### PROBLEM TO WORK ON
Copy out all of the data below with no alterations.

### Some records
────────────────────
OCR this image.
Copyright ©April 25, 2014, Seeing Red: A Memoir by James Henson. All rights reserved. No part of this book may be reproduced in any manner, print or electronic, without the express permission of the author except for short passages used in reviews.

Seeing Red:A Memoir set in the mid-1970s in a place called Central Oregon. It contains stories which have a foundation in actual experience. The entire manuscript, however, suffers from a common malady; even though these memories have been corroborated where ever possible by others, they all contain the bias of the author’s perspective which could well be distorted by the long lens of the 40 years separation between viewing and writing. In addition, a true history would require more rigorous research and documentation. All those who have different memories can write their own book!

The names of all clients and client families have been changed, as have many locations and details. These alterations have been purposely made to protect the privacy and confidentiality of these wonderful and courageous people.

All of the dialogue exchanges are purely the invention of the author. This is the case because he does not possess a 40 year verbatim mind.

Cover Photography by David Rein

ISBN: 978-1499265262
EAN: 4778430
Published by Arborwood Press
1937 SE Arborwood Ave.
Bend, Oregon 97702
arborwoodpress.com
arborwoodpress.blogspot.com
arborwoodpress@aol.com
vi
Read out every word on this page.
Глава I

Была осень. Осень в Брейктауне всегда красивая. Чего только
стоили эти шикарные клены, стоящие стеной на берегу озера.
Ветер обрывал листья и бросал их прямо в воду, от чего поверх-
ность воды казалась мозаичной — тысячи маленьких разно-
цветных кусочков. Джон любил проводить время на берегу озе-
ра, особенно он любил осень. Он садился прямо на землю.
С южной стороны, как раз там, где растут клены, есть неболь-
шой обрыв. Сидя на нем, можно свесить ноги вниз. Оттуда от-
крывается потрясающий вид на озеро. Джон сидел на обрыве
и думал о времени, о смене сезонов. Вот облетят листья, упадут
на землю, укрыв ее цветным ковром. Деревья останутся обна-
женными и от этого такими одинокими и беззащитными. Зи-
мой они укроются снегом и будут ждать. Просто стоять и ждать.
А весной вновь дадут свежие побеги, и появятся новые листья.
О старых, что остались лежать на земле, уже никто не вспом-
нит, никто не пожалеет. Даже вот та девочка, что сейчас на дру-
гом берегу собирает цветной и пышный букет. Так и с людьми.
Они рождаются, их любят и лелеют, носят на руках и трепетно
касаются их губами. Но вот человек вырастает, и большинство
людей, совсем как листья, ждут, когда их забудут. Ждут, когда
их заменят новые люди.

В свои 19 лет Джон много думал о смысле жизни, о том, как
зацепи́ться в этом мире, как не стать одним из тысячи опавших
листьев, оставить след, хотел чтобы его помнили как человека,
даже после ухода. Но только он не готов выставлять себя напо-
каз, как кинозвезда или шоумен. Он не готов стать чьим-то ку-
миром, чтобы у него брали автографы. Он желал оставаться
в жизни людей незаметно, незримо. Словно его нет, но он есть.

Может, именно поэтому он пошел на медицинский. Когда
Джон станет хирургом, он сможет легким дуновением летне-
────────────────────
### EXERCISE SOLUTION
OCR this image.
Copyright ©April 25, 2014, Seeing Red: A Memoir by James Henson. All rights reserved. No part of this book may be reproduced in any manner, print or electronic, without the express permission of the author except for short passages used in reviews.

Seeing Red:A Memoir set in the mid-1970s in a place called Central Oregon. It contains stories which have a foundation in actual experience. The entire manuscript, however, suffers from a common malady; even though these memories have been corroborated where ever possible by others, they all contain the bias of the author’s perspective which could well be distorted by the long lens of the 40 years separation between viewing and writing. In addition, a true history would require more rigorous research and documentation. All those who have different memories can write their own book!

The names of all clients and client families have been changed, as have many locations and details. These alterations have been purposely made to protect the privacy and confidentiality of these wonderful and courageous people.

All of the dialogue exchanges are purely the invention of the author. This is the case because he does not possess a 40 year verbatim mind.

Cover Photography by David Rein

ISBN: 978-1499265262
EAN: 4778430
Published by Arborwood Press
1937 SE Arborwood Ave.
Bend, Oregon 97702
arborwoodpress.com
arborwoodpress.blogspot.com
arborwoodpress@aol.com
vi
Read out every word on this page.
Глава I

Была осень. Осень в Брейктауне всегда красивая. Чего только
стоили эти шикарные клены, стоящие стеной на берегу озера.
Ветер обрывал листья и бросал их прямо в воду, от чего поверх-
ность воды казалась мозаичной — тысячи маленьких разно-
цветных кусочков. Джон любил проводить время на берегу озе-
ра, особенно он любил осень. Он садился прямо на землю.
С южной стороны, как раз там, где растут клены, есть неболь-
шой обрыв. Сидя на нем, можно свесить ноги вниз. Оттуда от-
крывается потрясающий вид на озеро. Джон сидел на обрыве
и думал о времени, о смене сезонов. Вот облетят листья, упадут
на землю, укрыв ее цветным ковром. Деревья останутся обна-
женными и от этого такими одинокими и беззащитными. Зи-
мой они укроются снегом и будут ждать. Просто стоять и ждать.
А весной вновь дадут свежие побеги, и появятся новые листья.
О старых, что остались лежать на земле, уже никто не вспом-
нит, никто не пожалеет. Даже вот та девочка, что сейчас на дру-
гом берегу собирает цветной и пышный букет. Так и с людьми.
Они рождаются, их любят и лелеют, носят на руках и трепетно
касаются их губами. Но вот человек вырастает, и большинство
людей, совсем как листья, ждут, когда их забудут. Ждут, когда
их заменят новые люди.

В свои 19 лет Джон много думал о смысле жизни, о том, как
зацепи́ться в этом мире, как не стать одним из тысячи опавших
листьев, оставить след, хотел чтобы его помнили как человека,
даже после ухода. Но только он не готов выставлять себя напо-
каз, как кинозвезда или шоумен. Он не готов стать чьим-то ку-
миром, чтобы у него брали автографы. Он желал оставаться
в жизни людей незаметно, незримо. Словно его нет, но он есть.

Может, именно поэтому он пошел на медицинский. Когда
Джон станет хирургом, он сможет легким дуновением летне-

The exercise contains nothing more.